## Start MATERIAL SHOWN

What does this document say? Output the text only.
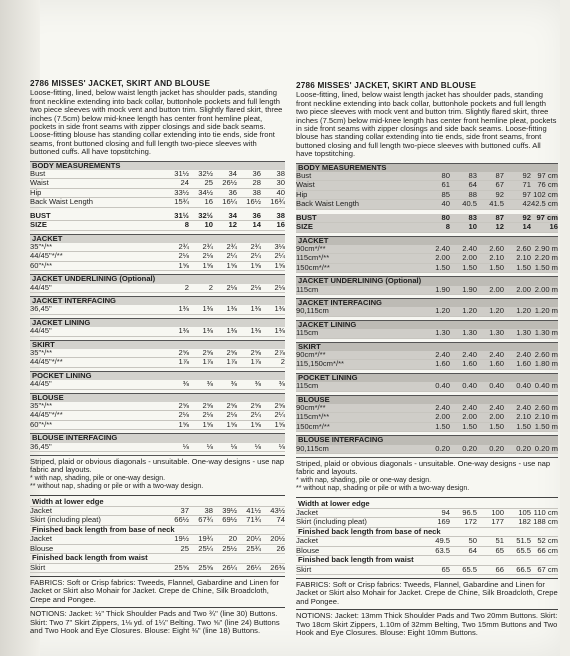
2786 MISSES' JACKET, SKIRT AND BLOUSE
Loose-fitting, lined, below waist length jacket has shoulder pads, standing front neckline extending into back collar, buttonhole pockets and full length two piece sleeves with mock vent and button trim. Slightly flared skirt, three inches (7.5cm) below mid-knee length has center front hemline pleat, pockets in side front seams with zipper closings and side back seams. Loose-fitting blouse has standing collar extending into tie ends, side front seams, front buttoned closing and full length two-piece sleeves with buttoned cuffs. All have topstitching.
BODY MEASUREMENTS
Bust	31½	32½	34	36	38
Waist	24	25	26½	28	30
Hip	33½	34½	36	38	40
Back Waist Length	15¾	16	16¼	16½	16¾
BUST	31½	32½	34	36	38
SIZE	8	10	12	14	16
JACKET
35"*/**	2¾	2¾	2¾	2¾	3⅛
44/45"*/**	2⅛	2⅛	2¼	2¼	2¼
60"*/**	1⅝	1⅝	1⅝	1⅝	1⅝
JACKET UNDERLINING (Optional)
44/45"	2	2	2⅛	2⅛	2⅛
JACKET INTERFACING
36,45"	1⅜	1⅜	1⅜	1⅜	1⅜
JACKET LINING
44/45"	1⅜	1⅜	1⅜	1⅜	1⅜
SKIRT
35"*/**	2⅝	2⅝	2⅝	2⅝	2⅞
44/45"*/**	1⅞	1⅞	1⅞	1⅞	2
POCKET LINING
44/45"	⅜	⅜	⅜	⅜	⅜
BLOUSE
35"*/**	2⅝	2⅝	2⅝	2⅝	2⅝
44/45"*/**	2⅛	2⅛	2⅛	2¼	2¼
60"*/**	1⅝	1⅝	1⅝	1⅝	1⅝
BLOUSE INTERFACING
36,45"	⅛	⅛	⅛	⅛	⅛
Striped, plaid or obvious diagonals - unsuitable. One-way designs - use nap fabric and layouts.
* with nap, shading, pile or one-way design.
** without nap, shading or pile or with a two-way design.
Width at lower edge
Jacket	37	38	39½	41½	43½
Skirt (including pleat)	66½	67¾	69½	71¾	74
Finished back length from base of neck
Jacket	19½	19¾	20	20¼	20½
Blouse	25	25¼	25½	25¾	26
Finished back length from waist
Skirt	25⅝	25⅝	26¼	26¼	26⅜
FABRICS: Soft or Crisp fabrics: Tweeds, Flannel, Gabardine and Linen for Jacket or Skirt also Mohair for Jacket. Crepe de Chine, Silk Broadcloth, Crepe and Pongee.
NOTIONS: Jacket: ½" Thick Shoulder Pads and Two ¾" (line 30) Buttons. Skirt: Two 7" Skirt Zippers, 1⅛ yd. of 1¼" Belting. Two ⅝" (line 24) Buttons and Two Hook and Eye Closures. Blouse: Eight ⅜" (line 18) Buttons.
2786 MISSES' JACKET, SKIRT AND BLOUSE
Loose-fitting, lined, below waist length jacket has shoulder pads, standing front neckline extending into back collar, buttonhole pockets and full length two piece sleeves with mock vent and button trim. Slightly flared skirt, three inches (7.5cm) below mid-knee length has center front hemline pleat, pockets in side front seams with zipper closings and side back seams. Loose-fitting blouse has standing collar extending into tie ends, side front seams, front buttoned closing and full length two-piece sleeves with buttoned cuffs. All have topstitching.
BODY MEASUREMENTS
Bust	80	83	87	92 97 cm
Waist	61	64	67	71 76 cm
Hip	85	88	92	97 102 cm
Back Waist Length	40	40.5	41.5	42 42.5 cm
BUST	80	83	87	92 97 cm
SIZE	8	10	12	14	16
JACKET
90cm*/**	2.40	2.40	2.60	2.60 2.90 m
115cm*/**	2.00	2.00	2.10	2.10 2.20 m
150cm*/**	1.50	1.50	1.50	1.50 1.50 m
JACKET UNDERLINING (Optional)
115cm	1.90	1.90	2.00	2.00 2.00 m
JACKET INTERFACING
90,115cm	1.20	1.20	1.20	1.20 1.20 m
JACKET LINING
115cm	1.30	1.30	1.30	1.30 1.30 m
SKIRT
90cm*/**	2.40	2.40	2.40	2.40 2.60 m
115,150cm*/**	1.60	1.60	1.60	1.60 1.80 m
POCKET LINING
115cm	0.40	0.40	0.40	0.40 0.40 m
BLOUSE
90cm*/**	2.40	2.40	2.40	2.40 2.60 m
115cm*/**	2.00	2.00	2.00	2.10 2.10 m
150cm*/**	1.50	1.50	1.50	1.50 1.50 m
BLOUSE INTERFACING
90,115cm	0.20	0.20	0.20	0.20 0.20 m
Striped, plaid or obvious diagonals - unsuitable. One-way designs - use nap fabric and layouts.
* with nap, shading, pile or one-way design.
** without nap, shading or pile or with a two-way design.
Width at lower edge
Jacket	94	96.5	100	105 110 cm
Skirt (including pleat)	169	172	177	182 188 cm
Finished back length from base of neck
Jacket	49.5	50	51	51.5 52 cm
Blouse	63.5	64	65	65.5 66 cm
Finished back length from waist
Skirt	65	65.5	66	66.5 67 cm
FABRICS: Soft or Crisp fabrics: Tweeds, Flannel, Gabardine and Linen for Jacket or Skirt also Mohair for Jacket. Crepe de Chine, Silk Broadcloth, Crepe and Pongee.
NOTIONS: Jacket: 13mm Thick Shoulder Pads and Two 20mm Buttons. Skirt: Two 18cm Skirt Zippers, 1.10m of 32mm Belting, Two 15mm Buttons and Two Hook and Eye Closures. Blouse: Eight 10mm Buttons.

## End MATERIAL SHOWN

## STATED TASK
Search the listing for the word "Buttons". Copy every line in which it occurs.

## TASK SOLUTION
NOTIONS: Jacket: ½" Thick Shoulder Pads and Two ¾" (line 30) Buttons. Skirt: Two 7" Skirt Zippers, 1⅛ yd. of 1¼" Belting. Two ⅝" (line 24) Buttons and Two Hook and Eye Closures. Blouse: Eight ⅜" (line 18) Buttons.
NOTIONS: Jacket: 13mm Thick Shoulder Pads and Two 20mm Buttons. Skirt: Two 18cm Skirt Zippers, 1.10m of 32mm Belting, Two 15mm Buttons and Two Hook and Eye Closures. Blouse: Eight 10mm Buttons.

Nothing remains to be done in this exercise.